Exercise material.

* start *

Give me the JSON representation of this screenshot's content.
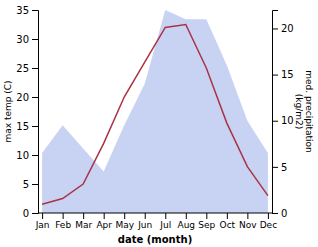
{
  "chart_data": {
    "type": "line",
    "categories": [
      "Jan",
      "Feb",
      "Mar",
      "Apr",
      "May",
      "Jun",
      "Jul",
      "Aug",
      "Sep",
      "Oct",
      "Nov",
      "Dec"
    ],
    "x_label": "date (month)",
    "y_label": "max temp (C)",
    "y2_label": "med. precipitation\n(kg/m2)",
    "ylim": [
      0,
      35
    ],
    "yticks": [
      0,
      5,
      10,
      15,
      20,
      25,
      30,
      35
    ],
    "y2lim": [
      0,
      22
    ],
    "y2ticks": [
      0,
      5,
      10,
      15,
      20
    ],
    "series": [
      {
        "type": "area",
        "axis": "y2",
        "color": "#aabbee",
        "values": [
          6.5,
          9.5,
          7.0,
          4.5,
          9.5,
          14.0,
          22.0,
          21.0,
          21.0,
          16.0,
          10.0,
          6.5
        ]
      },
      {
        "type": "line",
        "color": "#aa3344",
        "values": [
          1.5,
          2.5,
          5.0,
          12.0,
          20.0,
          26.0,
          32.0,
          32.5,
          25.0,
          15.5,
          8.0,
          3.0
        ]
      }
    ]
  }
}
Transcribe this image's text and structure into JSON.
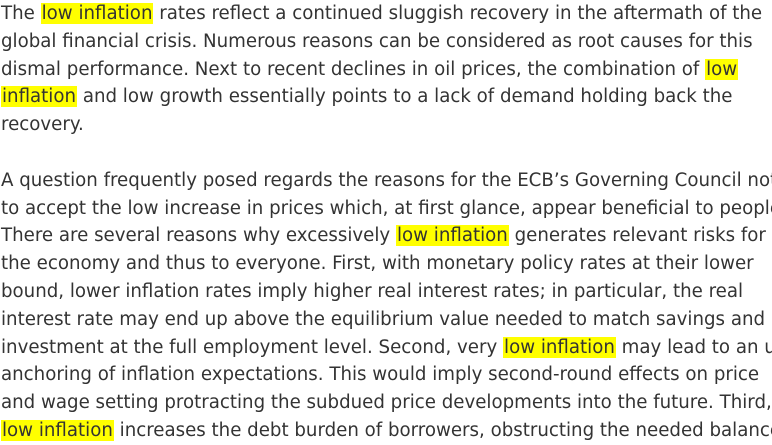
{
  "highlight_color": "#ffff00",
  "paragraphs": [
    {
      "lines": [
        [
          {
            "text": "The "
          },
          {
            "text": "low inflation",
            "hl": true
          },
          {
            "text": " rates reflect a continued sluggish recovery in the aftermath of the"
          }
        ],
        [
          {
            "text": "global financial crisis. Numerous reasons can be considered as root causes for this"
          }
        ],
        [
          {
            "text": "dismal performance. Next to recent declines in oil prices, the combination of "
          },
          {
            "text": "low",
            "hl": true
          }
        ],
        [
          {
            "text": "inflation",
            "hl": true
          },
          {
            "text": " and low growth essentially points to a lack of demand holding back the"
          }
        ],
        [
          {
            "text": "recovery."
          }
        ]
      ]
    },
    {
      "lines": [
        [
          {
            "text": "A question frequently posed regards the reasons for the ECB’s Governing Council not"
          }
        ],
        [
          {
            "text": "to accept the low increase in prices which, at first glance, appear beneficial to people."
          }
        ],
        [
          {
            "text": "There are several reasons why excessively "
          },
          {
            "text": "low inflation",
            "hl": true
          },
          {
            "text": " generates relevant risks for"
          }
        ],
        [
          {
            "text": "the economy and thus to everyone. First, with monetary policy rates at their lower"
          }
        ],
        [
          {
            "text": "bound, lower inflation rates imply higher real interest rates; in particular, the real"
          }
        ],
        [
          {
            "text": "interest rate may end up above the equilibrium value needed to match savings and"
          }
        ],
        [
          {
            "text": "investment at the full employment level. Second, very "
          },
          {
            "text": "low inflation",
            "hl": true
          },
          {
            "text": " may lead to an un-"
          }
        ],
        [
          {
            "text": "anchoring of inflation expectations. This would imply second-round effects on price"
          }
        ],
        [
          {
            "text": "and wage setting protracting the subdued price developments into the future. Third,"
          }
        ],
        [
          {
            "text": "low inflation",
            "hl": true
          },
          {
            "text": " increases the debt burden of borrowers, obstructing the needed balance"
          }
        ]
      ]
    }
  ]
}
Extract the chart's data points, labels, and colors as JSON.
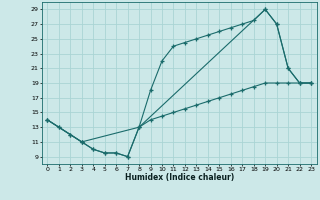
{
  "xlabel": "Humidex (Indice chaleur)",
  "bg_color": "#cce8e8",
  "line_color": "#1a6b6b",
  "grid_color": "#aad4d4",
  "xlim": [
    -0.5,
    23.5
  ],
  "ylim": [
    8.0,
    30.0
  ],
  "xticks": [
    0,
    1,
    2,
    3,
    4,
    5,
    6,
    7,
    8,
    9,
    10,
    11,
    12,
    13,
    14,
    15,
    16,
    17,
    18,
    19,
    20,
    21,
    22,
    23
  ],
  "yticks": [
    9,
    11,
    13,
    15,
    17,
    19,
    21,
    23,
    25,
    27,
    29
  ],
  "line1_x": [
    0,
    1,
    2,
    3,
    4,
    5,
    6,
    7,
    8,
    9,
    10,
    11,
    12,
    13,
    14,
    15,
    16,
    17,
    18,
    19,
    20,
    21,
    22,
    23
  ],
  "line1_y": [
    14,
    13,
    12,
    11,
    10,
    9.5,
    9.5,
    9,
    13,
    18,
    22,
    24,
    24.5,
    25,
    25.5,
    26,
    26.5,
    27,
    27.5,
    29,
    27,
    21,
    19,
    19
  ],
  "line2_x": [
    0,
    1,
    2,
    3,
    4,
    5,
    6,
    7,
    8,
    9,
    10,
    11,
    12,
    13,
    14,
    15,
    16,
    17,
    18,
    19,
    20,
    21,
    22,
    23
  ],
  "line2_y": [
    14,
    13,
    12,
    11,
    10,
    9.5,
    9.5,
    9,
    13,
    14,
    14.5,
    15,
    15.5,
    16,
    16.5,
    17,
    17.5,
    18,
    18.5,
    19,
    19,
    19,
    19,
    19
  ],
  "line3_x": [
    0,
    3,
    8,
    19,
    20,
    21,
    22,
    23
  ],
  "line3_y": [
    14,
    11,
    13,
    29,
    27,
    21,
    19,
    19
  ]
}
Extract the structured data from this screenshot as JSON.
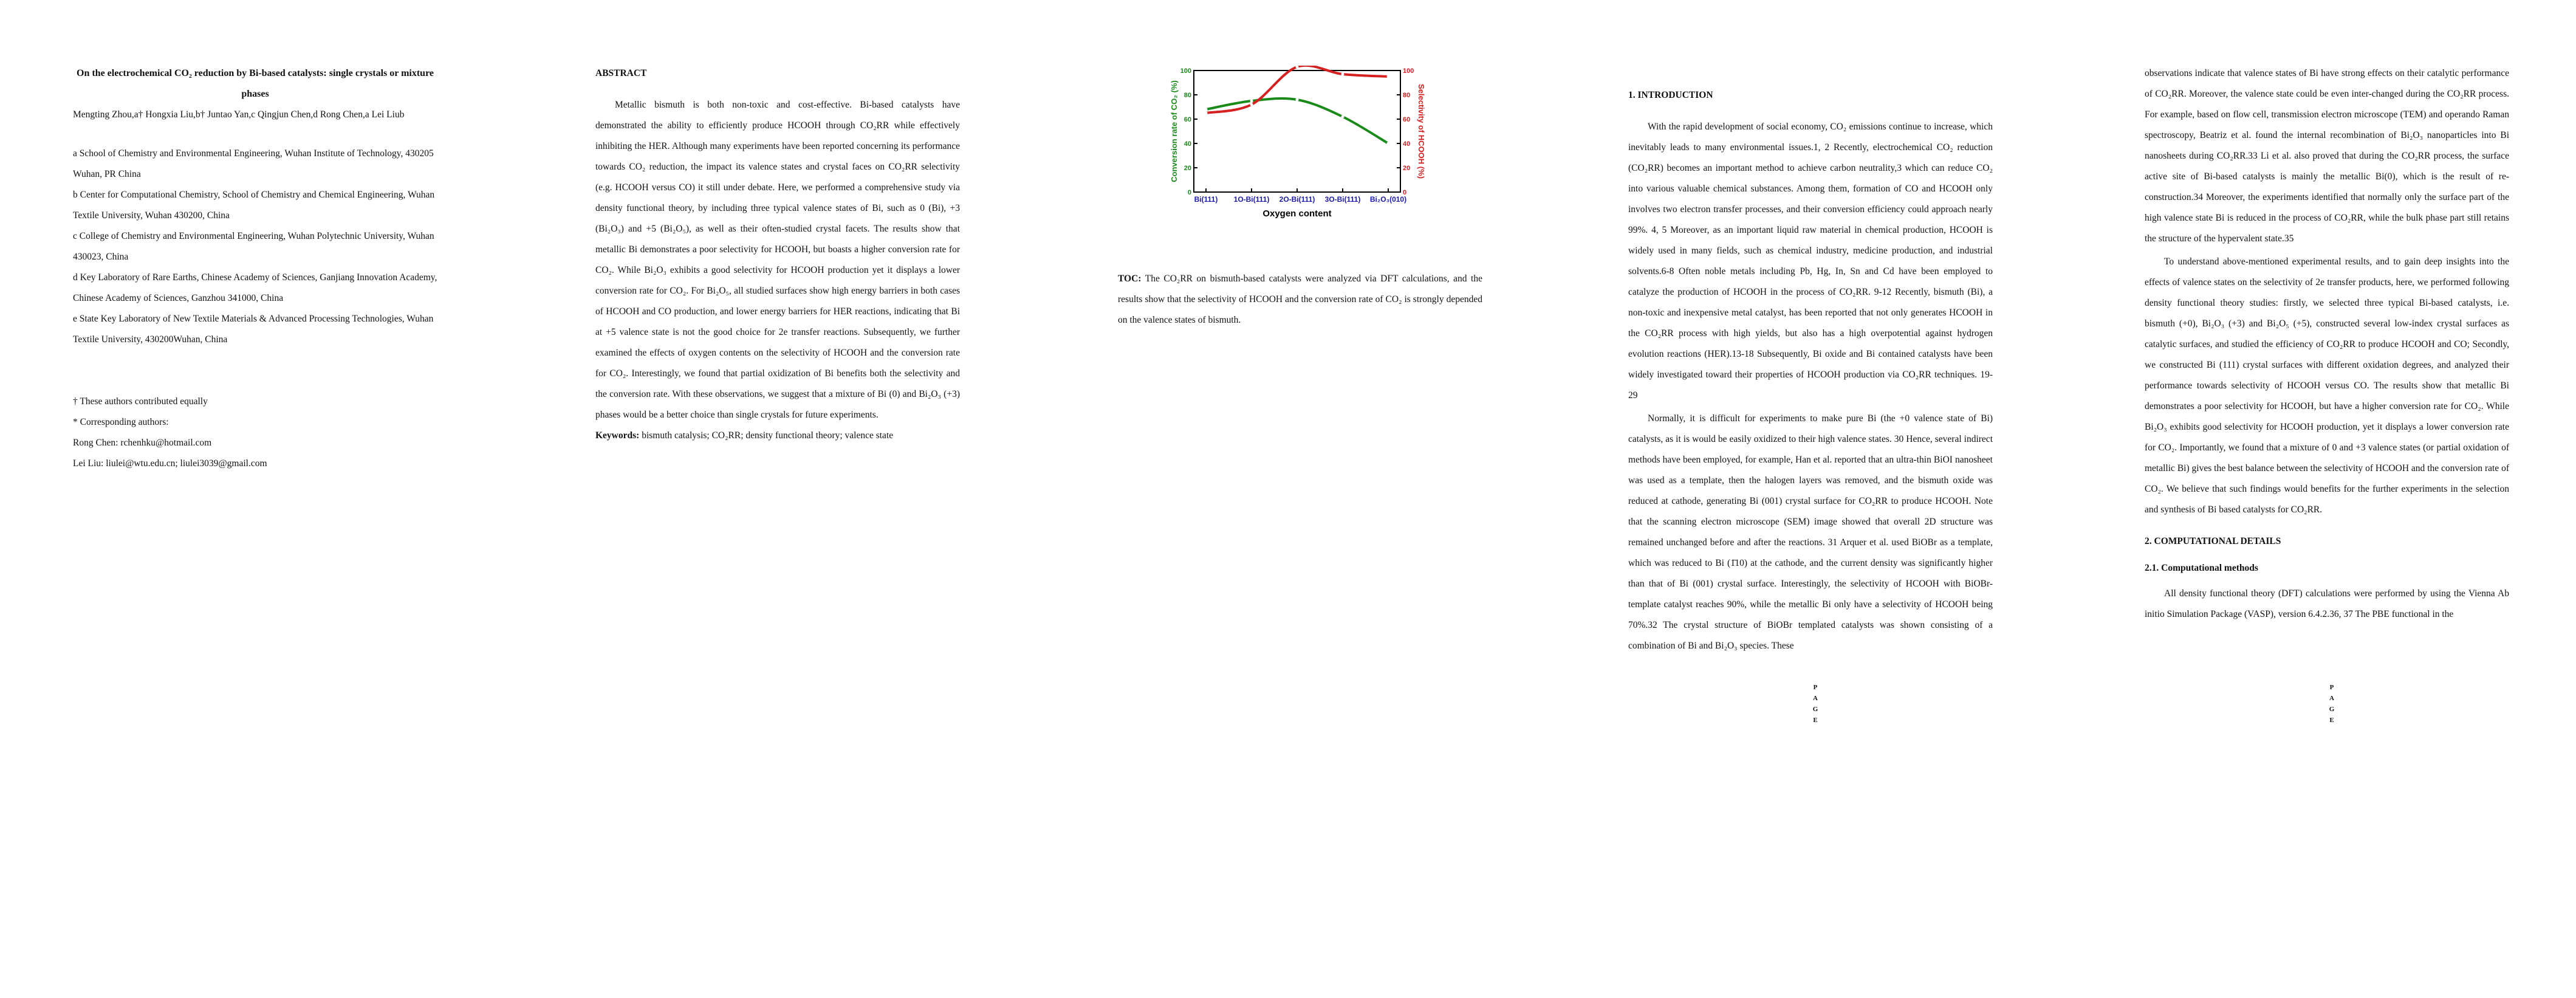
{
  "col1": {
    "title": "On the electrochemical CO₂ reduction by Bi-based catalysts: single crystals or mixture phases",
    "authors": "Mengting Zhou,a† Hongxia Liu,b† Juntao Yan,c Qingjun Chen,d Rong Chen,a Lei Liub",
    "affiliations": [
      "a School of Chemistry and Environmental Engineering, Wuhan Institute of Technology, 430205 Wuhan, PR China",
      "b Center for Computational Chemistry, School of Chemistry and Chemical Engineering, Wuhan Textile University, Wuhan 430200, China",
      "c College of Chemistry and Environmental Engineering, Wuhan Polytechnic University, Wuhan 430023, China",
      "d Key Laboratory of Rare Earths, Chinese Academy of Sciences, Ganjiang Innovation Academy, Chinese Academy of Sciences, Ganzhou 341000, China",
      "e State Key Laboratory of New Textile Materials & Advanced Processing Technologies, Wuhan Textile University, 430200Wuhan, China"
    ],
    "notes": [
      "† These authors contributed equally",
      "* Corresponding authors:",
      "Rong Chen: rchenhku@hotmail.com",
      "Lei Liu: liulei@wtu.edu.cn; liulei3039@gmail.com"
    ]
  },
  "col2": {
    "abstract_heading": "ABSTRACT",
    "abstract_text": "Metallic bismuth is both non-toxic and cost-effective. Bi-based catalysts have demonstrated the ability to efficiently produce HCOOH through CO₂RR while effectively inhibiting the HER. Although many experiments have been reported concerning its performance towards CO₂ reduction, the impact its valence states and crystal faces on CO₂RR selectivity (e.g. HCOOH versus CO) it still under debate. Here, we performed a comprehensive study via density functional theory, by including three typical valence states of Bi, such as 0 (Bi), +3 (Bi₂O₃) and +5 (Bi₂O₅), as well as their often-studied crystal facets. The results show that metallic Bi demonstrates a poor selectivity for HCOOH, but boasts a higher conversion rate for CO₂. While Bi₂O₃ exhibits a good selectivity for HCOOH production yet it displays a lower conversion rate for CO₂. For Bi₂O₅, all studied surfaces show high energy barriers in both cases of HCOOH and CO production, and lower energy barriers for HER reactions, indicating that Bi at +5 valence state is not the good choice for 2e transfer reactions. Subsequently, we further examined the effects of oxygen contents on the selectivity of HCOOH and the conversion rate for CO₂. Interestingly, we found that partial oxidization of Bi benefits both the selectivity and the conversion rate. With these observations, we suggest that a mixture of Bi (0) and Bi₂O₃ (+3) phases would be a better choice than single crystals for future experiments.",
    "keywords_label": "Keywords:",
    "keywords_text": "bismuth catalysis; CO₂RR; density functional theory; valence state"
  },
  "toc": {
    "label": "TOC:",
    "text": "The CO₂RR on bismuth-based catalysts were analyzed via DFT calculations, and the results show that the selectivity of HCOOH and the conversion rate of CO₂ is strongly depended on the valence states of bismuth."
  },
  "chart_data": {
    "type": "line",
    "categories": [
      "Bi(111)",
      "1O-Bi(111)",
      "2O-Bi(111)",
      "3O-Bi(111)",
      "Bi₂O₃(010)"
    ],
    "xlabel": "Oxygen content",
    "ylabel_left": "Conversion rate of CO₂ (%)",
    "ylabel_right": "Selectivity of HCOOH (%)",
    "ylim_left": [
      0,
      100
    ],
    "ylim_right": [
      0,
      100
    ],
    "yticks": [
      "0",
      "20",
      "40",
      "60",
      "80",
      "100"
    ],
    "series": [
      {
        "axis": "left",
        "color": "#1a8a1a",
        "values": [
          68,
          75,
          76,
          62,
          40
        ]
      },
      {
        "axis": "right",
        "color": "#d42020",
        "values": [
          65,
          72,
          103,
          97,
          95
        ]
      }
    ]
  },
  "col4": {
    "intro_heading": "1.   INTRODUCTION",
    "para1": "With the rapid development of social economy, CO₂ emissions continue to increase, which inevitably leads to many environmental issues.1, 2 Recently, electrochemical CO₂ reduction (CO₂RR) becomes an important method to achieve carbon neutrality,3 which can reduce CO₂ into various valuable chemical substances. Among them, formation of CO and HCOOH only involves two electron transfer processes, and their conversion efficiency could approach nearly 99%. 4, 5 Moreover, as an important liquid raw material in chemical production, HCOOH is widely used in many fields, such as chemical industry, medicine production, and industrial solvents.6-8 Often noble metals including Pb, Hg, In, Sn and Cd have been employed to catalyze the production of HCOOH in the process of CO₂RR. 9-12 Recently, bismuth (Bi), a non-toxic and inexpensive metal catalyst, has been reported that not only generates HCOOH in the CO₂RR process with high yields, but also has a high overpotential against hydrogen evolution reactions (HER).13-18 Subsequently, Bi oxide and Bi contained catalysts have been widely investigated toward their properties of HCOOH production via CO₂RR techniques. 19-29",
    "para2": "Normally, it is difficult for experiments to make pure Bi (the +0 valence state of Bi) catalysts, as it is would be easily oxidized to their high valence states. 30 Hence, several indirect methods have been employed, for example, Han et al. reported that an ultra-thin BiOI nanosheet was used as a template, then the halogen layers was removed, and the bismuth oxide was reduced at cathode, generating Bi (001) crystal surface for CO₂RR to produce HCOOH. Note that the scanning electron microscope (SEM) image showed that overall 2D structure was remained unchanged before and after the reactions. 31 Arquer et al. used BiOBr as a template, which was reduced to Bi (1̄10) at the cathode, and the current density was significantly higher than that of Bi (001) crystal surface. Interestingly, the selectivity of HCOOH with BiOBr-template catalyst reaches 90%, while the metallic Bi only have a selectivity of HCOOH being 70%.32 The crystal structure of BiOBr templated catalysts was shown consisting of a combination of Bi and Bi₂O₃ species. These"
  },
  "col5": {
    "para1": "observations indicate that valence states of Bi have strong effects on their catalytic performance of CO₂RR. Moreover, the valence state could be even inter-changed during the CO₂RR process. For example, based on flow cell, transmission electron microscope (TEM) and operando Raman spectroscopy, Beatriz et al. found the internal recombination of Bi₂O₃ nanoparticles into Bi nanosheets during CO₂RR.33 Li et al. also proved that during the CO₂RR process, the surface active site of Bi-based catalysts is mainly the metallic Bi(0), which is the result of re-construction.34 Moreover, the experiments identified that normally only the surface part of the high valence state Bi is reduced in the process of CO₂RR, while the bulk phase part still retains the structure of the hypervalent state.35",
    "para2": "To understand above-mentioned experimental results, and to gain deep insights into the effects of valence states on the selectivity of 2e transfer products, here, we performed following density functional theory studies: firstly, we selected three typical Bi-based catalysts, i.e. bismuth (+0), Bi₂O₃ (+3) and Bi₂O₅ (+5), constructed several low-index crystal surfaces as catalytic surfaces, and studied the efficiency of CO₂RR to produce HCOOH and CO; Secondly, we constructed Bi (111) crystal surfaces with different oxidation degrees, and analyzed their performance towards selectivity of HCOOH versus CO. The results show that metallic Bi demonstrates a poor selectivity for HCOOH, but have a higher conversion rate for CO₂. While Bi₂O₃ exhibits good selectivity for HCOOH production, yet it displays a lower conversion rate for CO₂. Importantly, we found that a mixture of 0 and +3 valence states (or partial oxidation of metallic Bi) gives the best balance between the selectivity of HCOOH and the conversion rate of CO₂. We believe that such findings would benefits for the further experiments in the selection and synthesis of Bi based catalysts for CO₂RR.",
    "heading2": "2.   COMPUTATIONAL DETAILS",
    "heading21": "2.1. Computational methods",
    "para3": "All density functional theory (DFT) calculations were performed by using the Vienna Ab initio Simulation Package (VASP), version 6.4.2.36, 37 The PBE functional in the"
  },
  "page_mark": [
    "P",
    "A",
    "G",
    "E"
  ]
}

* end *

Given problem.
Filter the entries above down to the lines containing the word "points".

Finished task.
            "text": " and low growth essentially points to a lack of demand holding back the"
Extract the chart's data points, labels, and colors as JSON.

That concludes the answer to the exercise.